[Data extract Boundary: Start]

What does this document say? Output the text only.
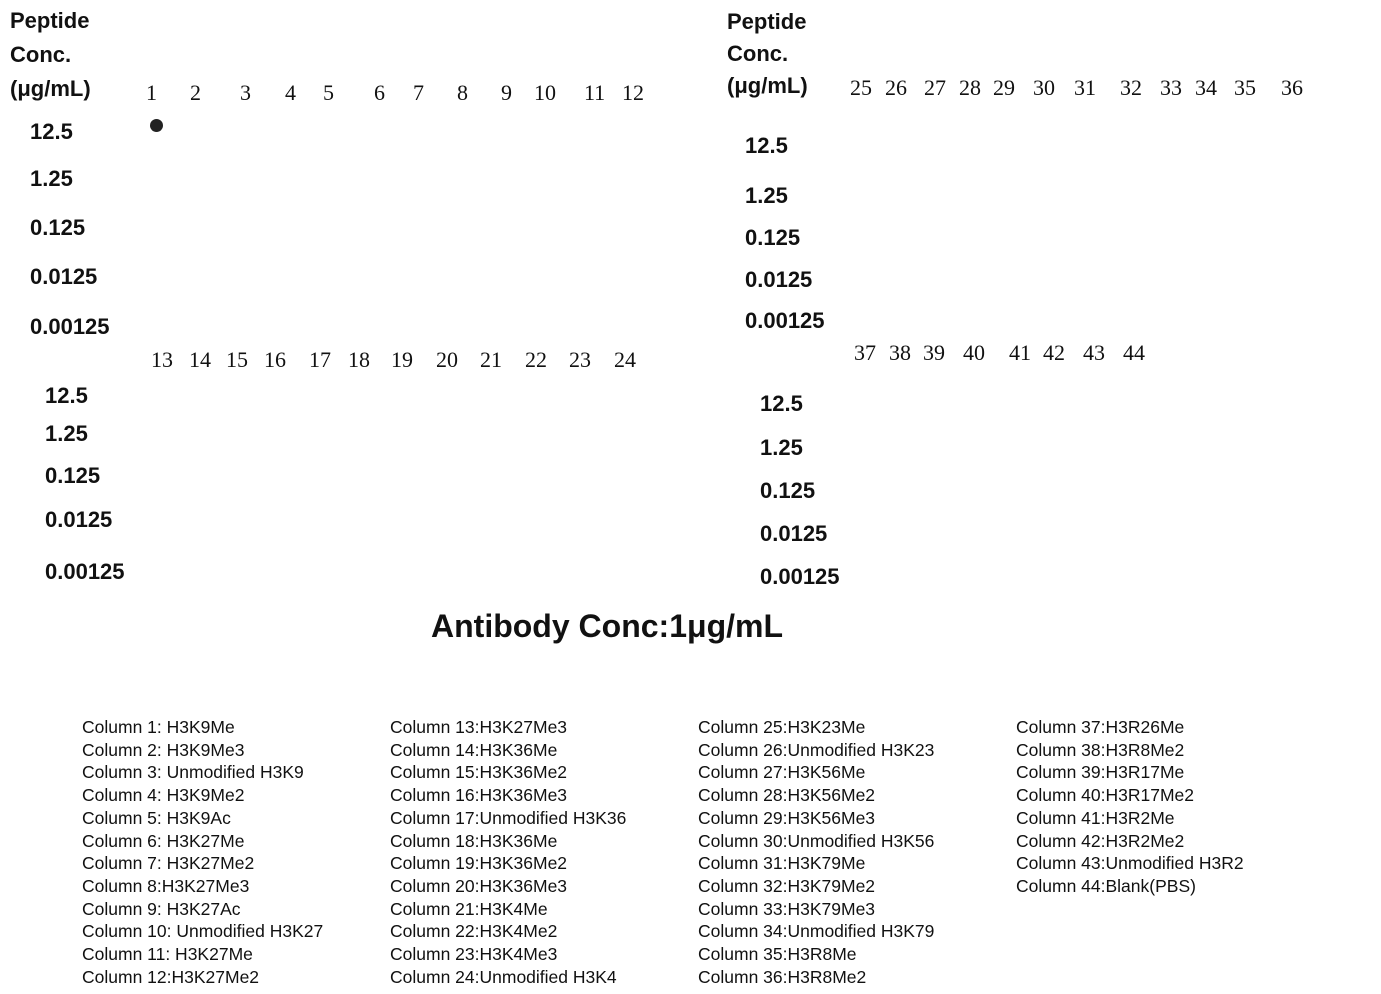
Peptide
Conc.
(μg/mL)
Peptide
Conc.
(μg/mL)
1 2 3 4 5 6 7 8 9 10 11 12
12.5
1.25
0.125
0.0125
0.00125
13 14 15 16 17 18 19 20 21 22 23 24
12.5
1.25
0.125
0.0125
0.00125
25 26 27 28 29 30 31 32 33 34 35 36
12.5
1.25
0.125
0.0125
0.00125
37 38 39 40 41 42 43 44
12.5
1.25
0.125
0.0125
0.00125
Antibody Conc:1μg/mL
Column 1: H3K9Me
Column 2: H3K9Me3
Column 3: Unmodified H3K9
Column 4: H3K9Me2
Column 5: H3K9Ac
Column 6: H3K27Me
Column 7: H3K27Me2
Column 8:H3K27Me3
Column 9: H3K27Ac
Column 10: Unmodified H3K27
Column 11: H3K27Me
Column 12:H3K27Me2
Column 13:H3K27Me3
Column 14:H3K36Me
Column 15:H3K36Me2
Column 16:H3K36Me3
Column 17:Unmodified H3K36
Column 18:H3K36Me
Column 19:H3K36Me2
Column 20:H3K36Me3
Column 21:H3K4Me
Column 22:H3K4Me2
Column 23:H3K4Me3
Column 24:Unmodified H3K4
Column 25:H3K23Me
Column 26:Unmodified H3K23
Column 27:H3K56Me
Column 28:H3K56Me2
Column 29:H3K56Me3
Column 30:Unmodified H3K56
Column 31:H3K79Me
Column 32:H3K79Me2
Column 33:H3K79Me3
Column 34:Unmodified H3K79
Column 35:H3R8Me
Column 36:H3R8Me2
Column 37:H3R26Me
Column 38:H3R8Me2
Column 39:H3R17Me
Column 40:H3R17Me2
Column 41:H3R2Me
Column 42:H3R2Me2
Column 43:Unmodified H3R2
Column 44:Blank(PBS)
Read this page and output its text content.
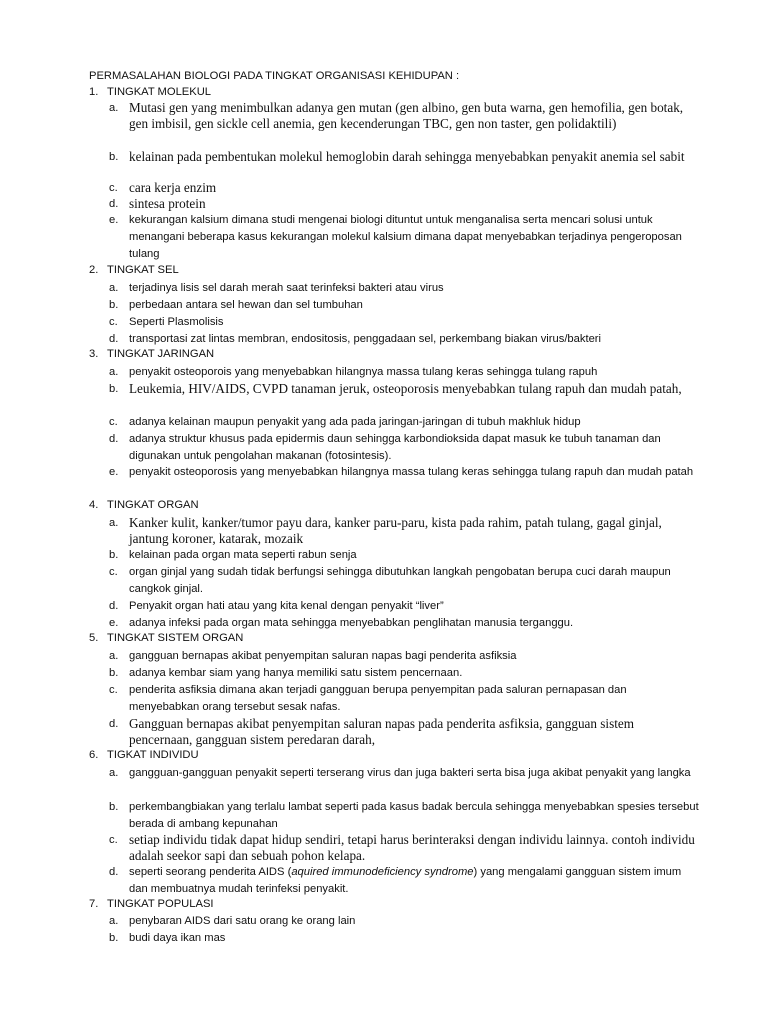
PERMASALAHAN BIOLOGI PADA TINGKAT ORGANISASI KEHIDUPAN :
1. TINGKAT MOLEKUL
a. Mutasi gen yang menimbulkan adanya gen mutan (gen albino, gen buta warna, gen hemofilia, gen botak, gen imbisil, gen sickle cell anemia, gen kecenderungan TBC, gen non taster, gen polidaktili)
b. kelainan pada pembentukan molekul hemoglobin darah sehingga menyebabkan penyakit anemia sel sabit
c. cara kerja enzim
d. sintesa protein
e. kekurangan kalsium dimana studi mengenai biologi dituntut untuk menganalisa serta mencari solusi untuk menangani beberapa kasus kekurangan molekul kalsium dimana dapat menyebabkan terjadinya pengeroposan tulang
2. TINGKAT SEL
a. terjadinya lisis sel darah merah saat terinfeksi bakteri atau virus
b. perbedaan antara sel hewan dan sel tumbuhan
c.	Seperti Plasmolisis
d. transportasi zat lintas membran, endositosis, penggadaan sel, perkembang biakan virus/bakteri
3. TINGKAT JARINGAN
a. penyakit osteoporois yang menyebabkan hilangnya massa tulang keras sehingga tulang rapuh
b. Leukemia, HIV/AIDS, CVPD tanaman jeruk, osteoporosis menyebabkan tulang rapuh dan mudah patah,
c.	adanya kelainan maupun penyakit yang ada pada jaringan-jaringan di tubuh makhluk hidup
d. adanya struktur khusus pada epidermis daun sehingga karbondioksida dapat masuk ke tubuh tanaman dan digunakan untuk pengolahan makanan (fotosintesis).
e. penyakit osteoporosis yang menyebabkan hilangnya massa tulang keras sehingga tulang rapuh dan mudah patah
4. TINGKAT ORGAN
a. Kanker kulit, kanker/tumor payu dara, kanker paru-paru, kista pada rahim, patah tulang, gagal ginjal, jantung koroner, katarak, mozaik
b. kelainan pada organ mata seperti rabun senja
c.	organ ginjal yang sudah tidak berfungsi sehingga dibutuhkan langkah pengobatan berupa cuci darah maupun cangkok ginjal.
d. Penyakit organ hati atau yang kita kenal dengan penyakit “liver”
e. adanya infeksi pada organ mata sehingga menyebabkan penglihatan manusia terganggu.
5. TINGKAT SISTEM ORGAN
a. gangguan bernapas akibat penyempitan saluran napas bagi penderita asfiksia
b. adanya kembar siam yang hanya memiliki satu sistem pencernaan.
c.	penderita asfiksia dimana akan terjadi gangguan berupa penyempitan pada saluran pernapasan dan menyebabkan orang tersebut sesak nafas.
d. Gangguan bernapas akibat penyempitan saluran napas pada penderita asfiksia, gangguan sistem pencernaan, gangguan sistem peredaran darah,
6. TIGKAT INDIVIDU
a. gangguan-gangguan penyakit seperti terserang virus dan juga bakteri serta bisa juga akibat penyakit yang langka
b. perkembangbiakan yang terlalu lambat seperti pada kasus badak bercula sehingga menyebabkan spesies tersebut berada di ambang kepunahan
c. setiap individu tidak dapat hidup sendiri, tetapi harus berinteraksi dengan individu lainnya. contoh individu adalah seekor sapi dan sebuah pohon kelapa.
d. seperti seorang penderita AIDS (aquired immunodeficiency syndrome) yang mengalami gangguan sistem imum dan membuatnya mudah terinfeksi penyakit.
7. TINGKAT POPULASI
a. penybaran AIDS dari satu orang ke orang lain
b. budi daya ikan mas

[Data extract Boundary: End]

Your instructions:
Search the preceding listing for "asfiksia" and extract every line where it is found.

Answer to this problem:
a. gangguan bernapas akibat penyempitan saluran napas bagi penderita asfiksia
c.	penderita asfiksia dimana akan terjadi gangguan berupa penyempitan pada saluran pernapasan dan menyebabkan orang tersebut sesak nafas.
d. Gangguan bernapas akibat penyempitan saluran napas pada penderita asfiksia, gangguan sistem pencernaan, gangguan sistem peredaran darah,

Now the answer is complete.